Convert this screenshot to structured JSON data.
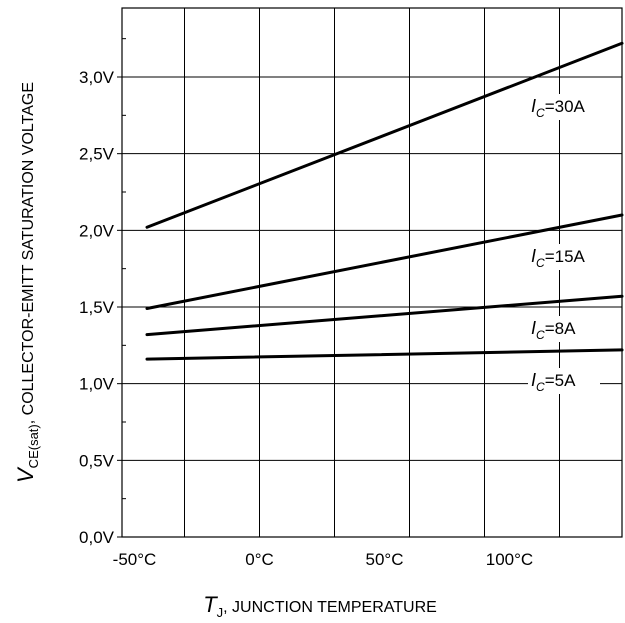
{
  "chart_data": {
    "type": "line",
    "x_ticks": [
      "-50°C",
      "0°C",
      "50°C",
      "100°C"
    ],
    "y_ticks": [
      "0,0V",
      "0,5V",
      "1,0V",
      "1,5V",
      "2,0V",
      "2,5V",
      "3,0V"
    ],
    "xlim": [
      -55,
      145
    ],
    "ylim": [
      0,
      3.45
    ],
    "x_ticks_values": [
      -50,
      0,
      50,
      100
    ],
    "y_ticks_values": [
      0,
      0.5,
      1.0,
      1.5,
      2.0,
      2.5,
      3.0
    ],
    "grid_x": [
      -30,
      0,
      30,
      60,
      90,
      120
    ],
    "grid_y": [
      0.5,
      1.0,
      1.5,
      2.0,
      2.5,
      3.0
    ],
    "xlabel": {
      "var": "T",
      "sub": "J",
      "rest": ", JUNCTION TEMPERATURE"
    },
    "ylabel": {
      "var": "V",
      "sub": "CE(sat)",
      "rest": ", COLLECTOR-EMITT SATURATION VOLTAGE"
    },
    "series": [
      {
        "name": "IC=30A",
        "label_var": "I",
        "label_sub": "C",
        "label_val": "=30A",
        "x": [
          -45,
          145
        ],
        "y": [
          2.02,
          3.22
        ]
      },
      {
        "name": "IC=15A",
        "label_var": "I",
        "label_sub": "C",
        "label_val": "=15A",
        "x": [
          -45,
          145
        ],
        "y": [
          1.49,
          2.1
        ]
      },
      {
        "name": "IC=8A",
        "label_var": "I",
        "label_sub": "C",
        "label_val": "=8A",
        "x": [
          -45,
          145
        ],
        "y": [
          1.32,
          1.57
        ]
      },
      {
        "name": "IC=5A",
        "label_var": "I",
        "label_sub": "C",
        "label_val": "=5A",
        "x": [
          -45,
          145
        ],
        "y": [
          1.16,
          1.22
        ]
      }
    ],
    "grid": true
  }
}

§ **Short exercise**
What is the number of lines in this material that hold the string "rest"? Answer with that number only.

§ **Output for this exercise**
2